**Problem to solve**. Among the entries, which lines carry the string "Recalibration"? Copy each of them.
===== Supplied entries
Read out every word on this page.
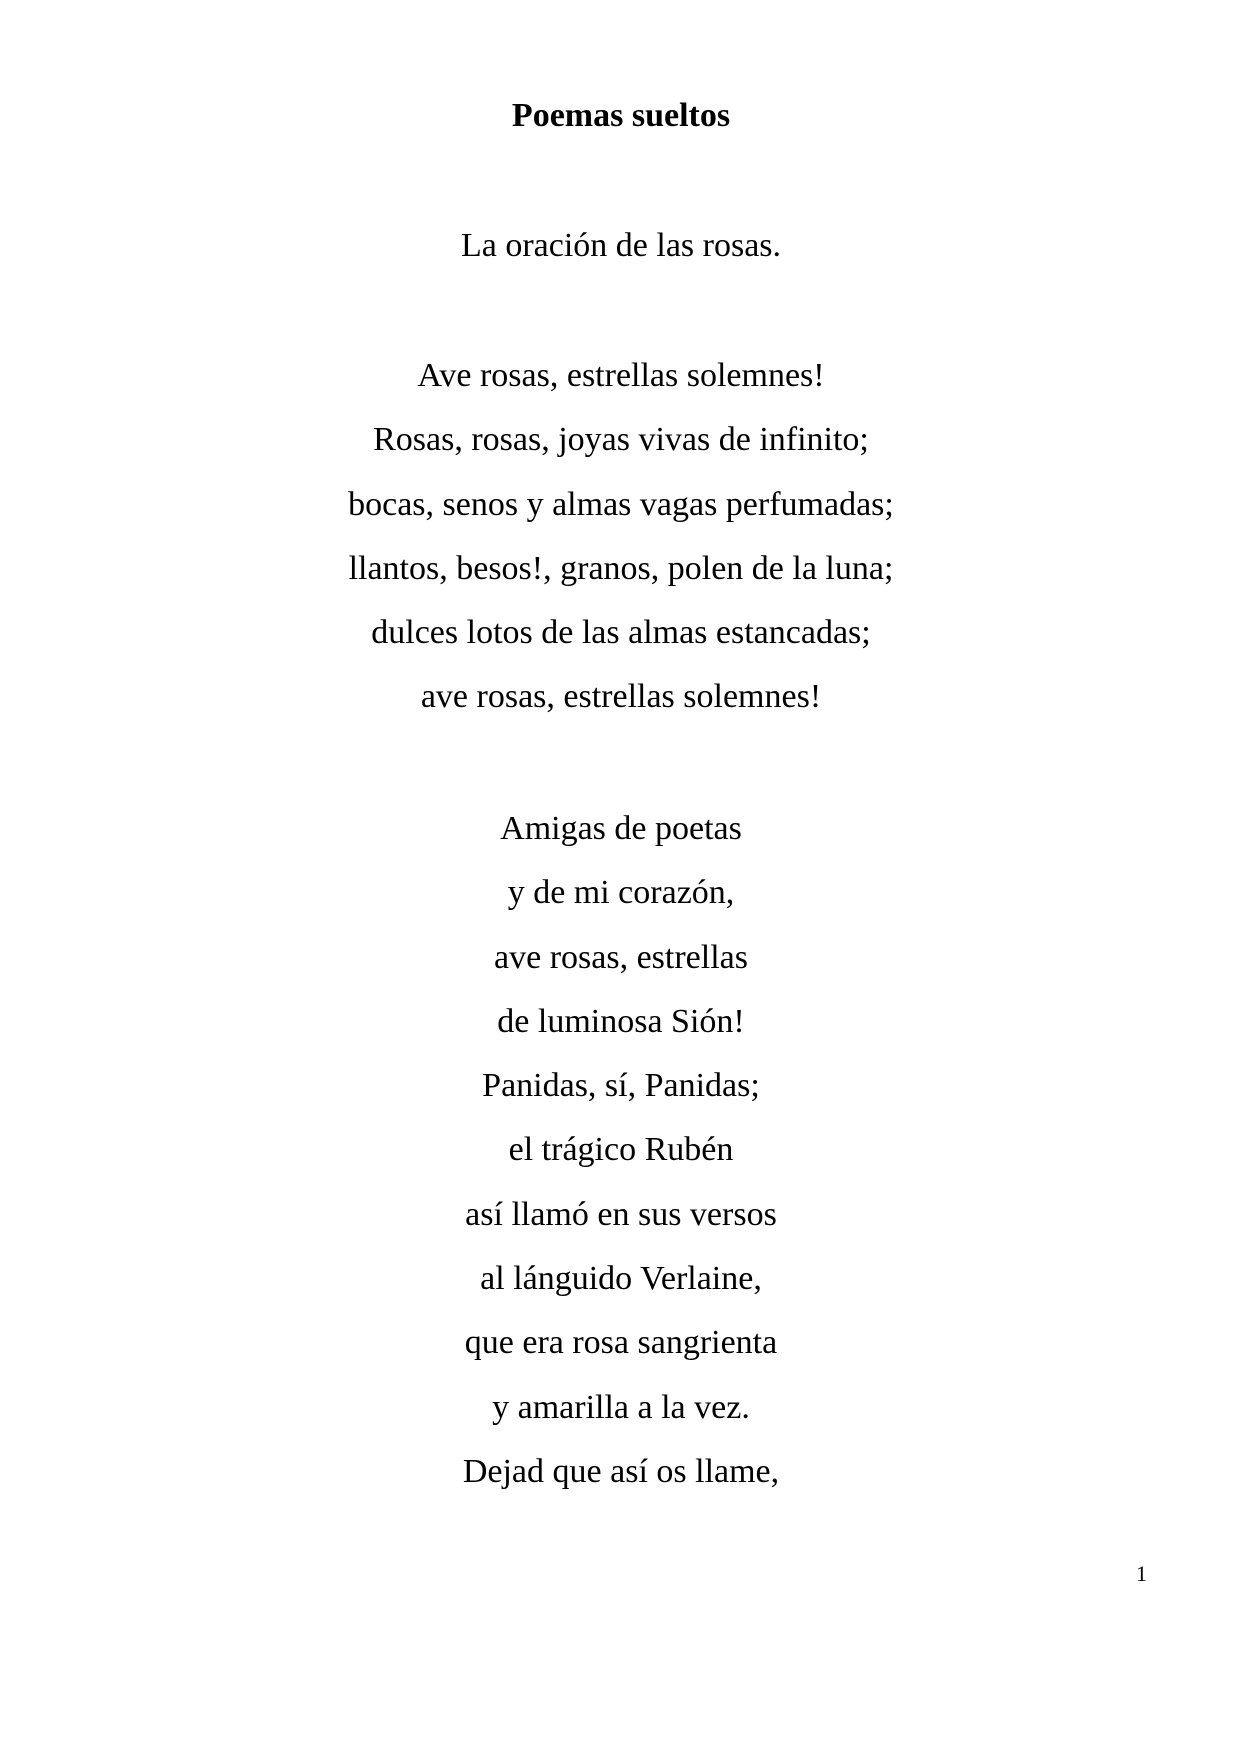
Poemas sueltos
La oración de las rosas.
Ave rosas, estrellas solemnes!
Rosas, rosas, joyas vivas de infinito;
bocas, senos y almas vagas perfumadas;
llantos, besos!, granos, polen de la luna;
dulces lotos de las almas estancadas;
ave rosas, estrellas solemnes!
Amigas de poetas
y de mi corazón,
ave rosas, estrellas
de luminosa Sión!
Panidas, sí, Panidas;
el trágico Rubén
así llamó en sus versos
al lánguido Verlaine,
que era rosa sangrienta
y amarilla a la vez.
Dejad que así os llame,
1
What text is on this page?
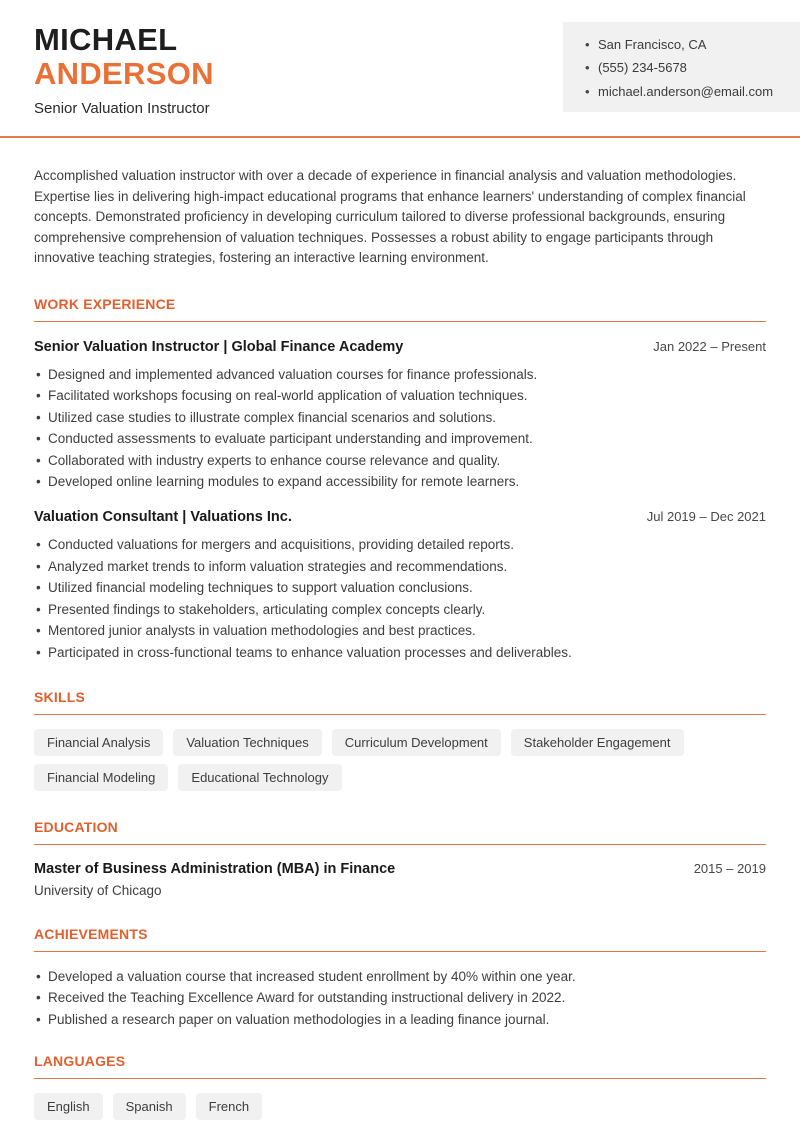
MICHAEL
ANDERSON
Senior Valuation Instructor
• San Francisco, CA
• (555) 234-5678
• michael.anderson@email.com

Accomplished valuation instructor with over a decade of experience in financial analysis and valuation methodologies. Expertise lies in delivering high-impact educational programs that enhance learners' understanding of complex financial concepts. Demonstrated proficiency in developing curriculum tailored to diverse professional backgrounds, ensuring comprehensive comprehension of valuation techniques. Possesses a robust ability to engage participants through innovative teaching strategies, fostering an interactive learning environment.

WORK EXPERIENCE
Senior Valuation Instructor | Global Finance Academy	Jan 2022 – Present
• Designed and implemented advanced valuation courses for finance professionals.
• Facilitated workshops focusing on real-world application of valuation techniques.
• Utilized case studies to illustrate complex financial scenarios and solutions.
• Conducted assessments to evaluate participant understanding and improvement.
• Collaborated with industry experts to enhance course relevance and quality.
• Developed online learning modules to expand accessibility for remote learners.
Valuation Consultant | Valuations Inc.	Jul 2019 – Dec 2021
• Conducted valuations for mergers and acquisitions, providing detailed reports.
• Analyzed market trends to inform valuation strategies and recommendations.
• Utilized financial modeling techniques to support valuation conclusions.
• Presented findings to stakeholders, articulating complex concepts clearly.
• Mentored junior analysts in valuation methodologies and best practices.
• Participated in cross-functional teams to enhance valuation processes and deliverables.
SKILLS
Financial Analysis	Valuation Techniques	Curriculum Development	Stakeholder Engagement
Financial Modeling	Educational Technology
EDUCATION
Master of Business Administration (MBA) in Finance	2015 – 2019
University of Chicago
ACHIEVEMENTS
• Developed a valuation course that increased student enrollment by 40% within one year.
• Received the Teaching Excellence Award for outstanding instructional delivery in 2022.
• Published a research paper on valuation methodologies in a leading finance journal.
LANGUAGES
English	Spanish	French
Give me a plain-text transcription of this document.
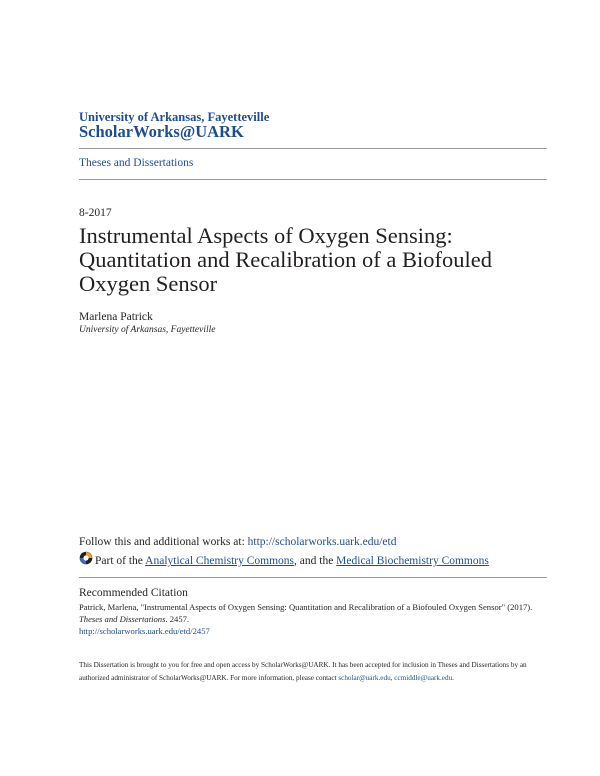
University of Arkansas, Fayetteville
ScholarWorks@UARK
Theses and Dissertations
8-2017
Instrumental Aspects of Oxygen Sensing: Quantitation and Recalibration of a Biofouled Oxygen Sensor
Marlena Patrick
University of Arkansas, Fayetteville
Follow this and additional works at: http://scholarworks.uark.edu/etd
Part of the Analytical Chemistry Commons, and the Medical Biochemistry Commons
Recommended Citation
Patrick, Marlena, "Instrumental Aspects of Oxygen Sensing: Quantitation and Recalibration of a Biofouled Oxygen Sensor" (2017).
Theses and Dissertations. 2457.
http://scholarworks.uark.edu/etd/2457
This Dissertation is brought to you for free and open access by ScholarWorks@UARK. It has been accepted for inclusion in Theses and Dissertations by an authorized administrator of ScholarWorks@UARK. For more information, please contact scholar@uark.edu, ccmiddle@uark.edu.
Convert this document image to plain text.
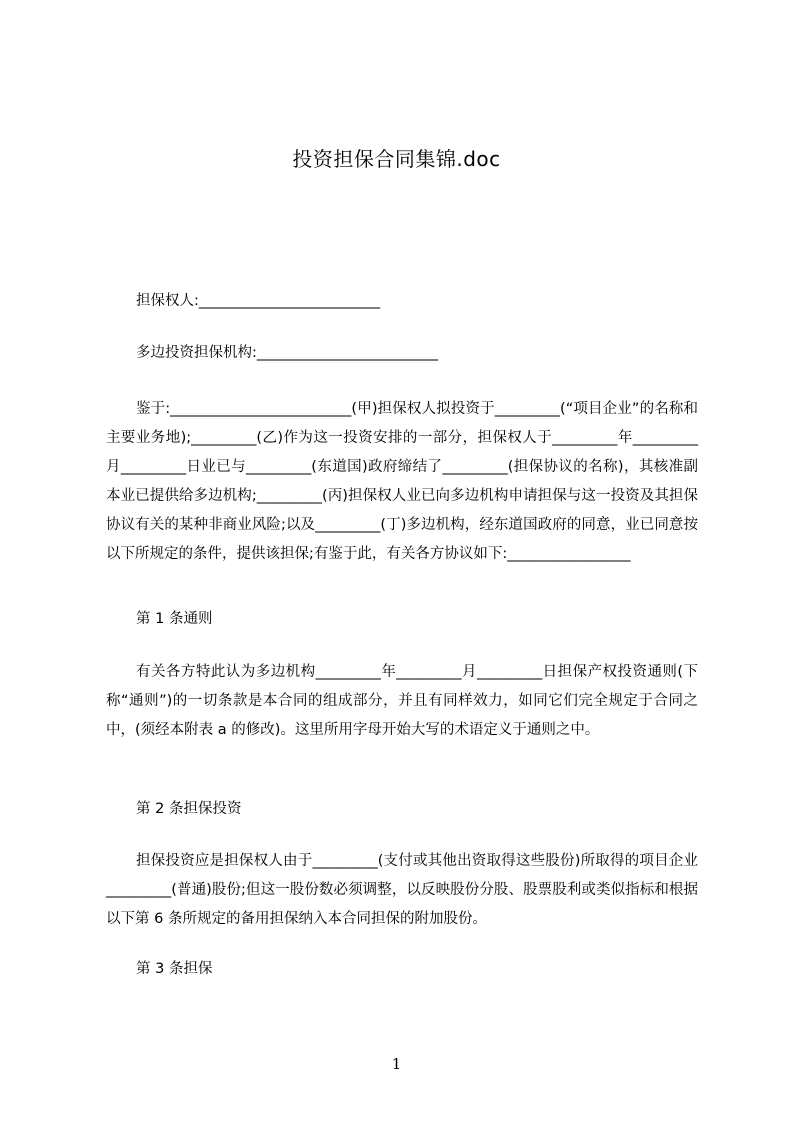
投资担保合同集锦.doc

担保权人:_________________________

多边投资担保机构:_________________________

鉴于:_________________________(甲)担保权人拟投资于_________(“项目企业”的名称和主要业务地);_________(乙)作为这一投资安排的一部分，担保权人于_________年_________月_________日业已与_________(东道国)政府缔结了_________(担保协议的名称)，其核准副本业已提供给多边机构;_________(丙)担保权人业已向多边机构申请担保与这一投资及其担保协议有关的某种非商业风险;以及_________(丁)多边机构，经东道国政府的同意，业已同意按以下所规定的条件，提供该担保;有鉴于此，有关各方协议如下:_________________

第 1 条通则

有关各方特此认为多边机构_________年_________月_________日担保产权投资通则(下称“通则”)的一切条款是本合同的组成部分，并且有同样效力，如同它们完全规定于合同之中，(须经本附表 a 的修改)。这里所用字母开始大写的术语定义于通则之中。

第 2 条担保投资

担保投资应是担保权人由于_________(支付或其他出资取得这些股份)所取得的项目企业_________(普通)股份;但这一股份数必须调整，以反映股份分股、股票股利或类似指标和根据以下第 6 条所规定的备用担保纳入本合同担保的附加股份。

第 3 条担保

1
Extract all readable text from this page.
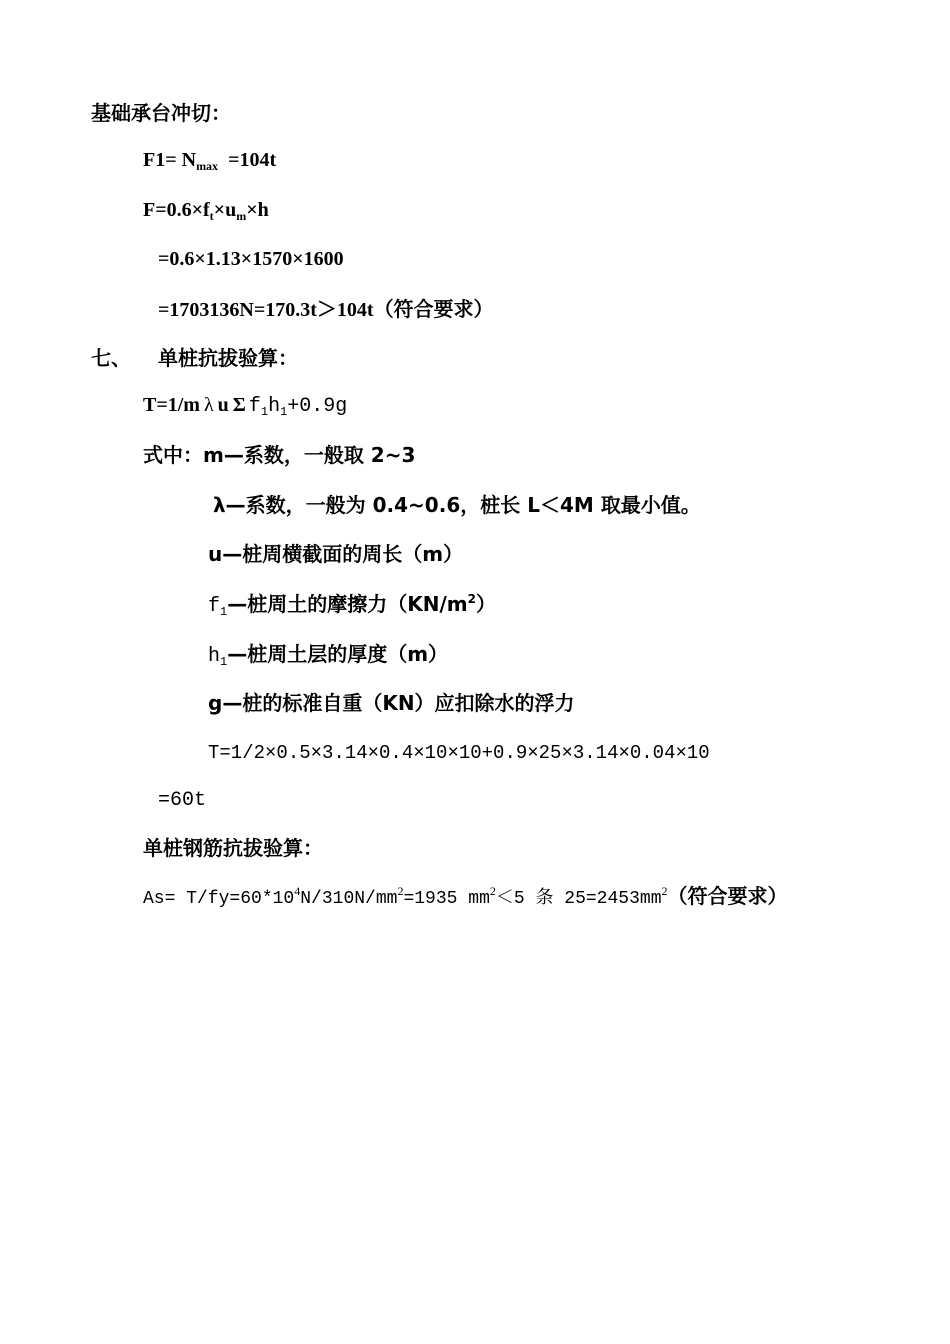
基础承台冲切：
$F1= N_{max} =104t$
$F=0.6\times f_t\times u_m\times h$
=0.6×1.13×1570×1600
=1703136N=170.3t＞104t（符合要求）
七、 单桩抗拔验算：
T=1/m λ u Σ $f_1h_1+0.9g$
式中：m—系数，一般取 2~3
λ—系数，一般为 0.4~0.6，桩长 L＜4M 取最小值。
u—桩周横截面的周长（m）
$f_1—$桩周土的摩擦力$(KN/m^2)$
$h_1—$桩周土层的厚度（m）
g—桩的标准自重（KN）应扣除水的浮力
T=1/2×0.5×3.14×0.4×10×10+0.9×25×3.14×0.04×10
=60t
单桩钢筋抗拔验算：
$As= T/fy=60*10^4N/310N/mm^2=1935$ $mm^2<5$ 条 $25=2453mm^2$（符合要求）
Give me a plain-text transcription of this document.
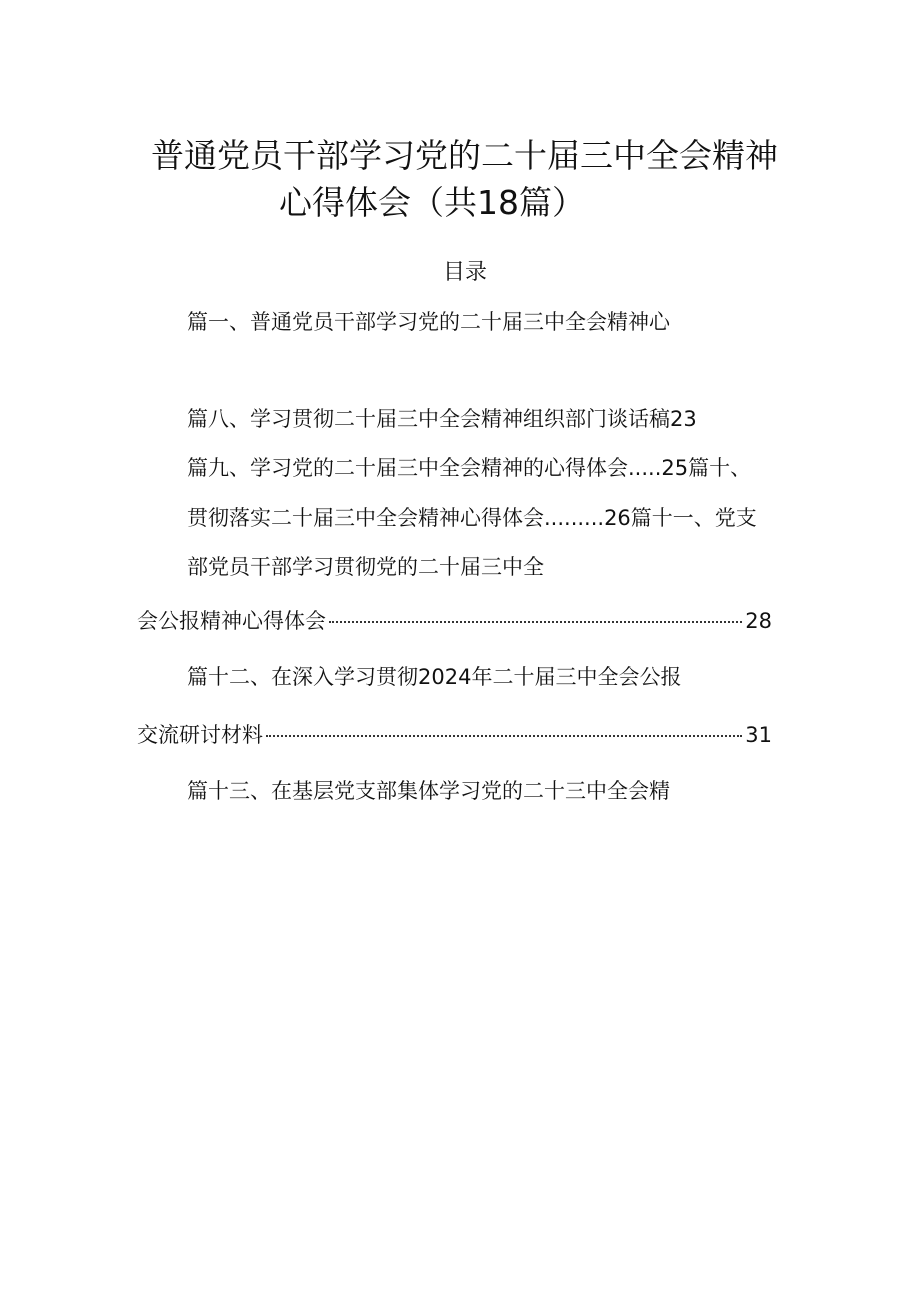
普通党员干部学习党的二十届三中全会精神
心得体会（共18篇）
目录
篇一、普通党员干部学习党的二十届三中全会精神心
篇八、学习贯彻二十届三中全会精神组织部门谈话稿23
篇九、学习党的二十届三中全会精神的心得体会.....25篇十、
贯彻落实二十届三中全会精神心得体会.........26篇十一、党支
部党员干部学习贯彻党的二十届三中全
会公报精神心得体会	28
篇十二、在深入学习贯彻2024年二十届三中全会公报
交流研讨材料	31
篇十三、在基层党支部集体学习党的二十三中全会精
==========
**Task response**.
Instrumental Aspects of Oxygen Sensing: Quantitation and Recalibration of a Biofouled Oxygen Sensor
Patrick, Marlena, "Instrumental Aspects of Oxygen Sensing: Quantitation and Recalibration of a Biofouled Oxygen Sensor" (2017).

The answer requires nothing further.